What you need to do>
Identify each line below that contains the word "Variegated", and copy it out.

☆ ☆ ☆

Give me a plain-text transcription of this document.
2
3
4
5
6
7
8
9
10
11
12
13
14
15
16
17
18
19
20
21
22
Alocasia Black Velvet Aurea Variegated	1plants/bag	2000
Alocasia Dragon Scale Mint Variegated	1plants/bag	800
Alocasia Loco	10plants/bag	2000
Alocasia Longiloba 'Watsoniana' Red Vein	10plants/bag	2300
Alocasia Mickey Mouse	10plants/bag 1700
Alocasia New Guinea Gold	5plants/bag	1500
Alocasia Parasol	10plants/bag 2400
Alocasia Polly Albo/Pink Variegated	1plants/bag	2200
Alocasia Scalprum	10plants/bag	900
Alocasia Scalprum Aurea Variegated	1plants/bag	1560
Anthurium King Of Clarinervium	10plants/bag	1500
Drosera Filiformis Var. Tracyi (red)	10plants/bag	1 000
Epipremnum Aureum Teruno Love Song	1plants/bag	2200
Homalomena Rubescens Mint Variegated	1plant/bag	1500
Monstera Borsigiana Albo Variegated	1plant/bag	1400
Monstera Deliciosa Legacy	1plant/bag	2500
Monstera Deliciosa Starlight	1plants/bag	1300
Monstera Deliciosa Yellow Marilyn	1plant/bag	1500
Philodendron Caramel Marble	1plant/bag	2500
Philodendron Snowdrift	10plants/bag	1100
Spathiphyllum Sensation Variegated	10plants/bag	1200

☆ ☆ ☆

Finished exercise>
Alocasia Black Velvet Aurea Variegated	1plants/bag	2000
Alocasia Dragon Scale Mint Variegated	1plants/bag	800
Alocasia Polly Albo/Pink Variegated	1plants/bag	2200
Alocasia Scalprum Aurea Variegated	1plants/bag	1560
Homalomena Rubescens Mint Variegated	1plant/bag	1500
Monstera Borsigiana Albo Variegated	1plant/bag	1400
Spathiphyllum Sensation Variegated	10plants/bag	1200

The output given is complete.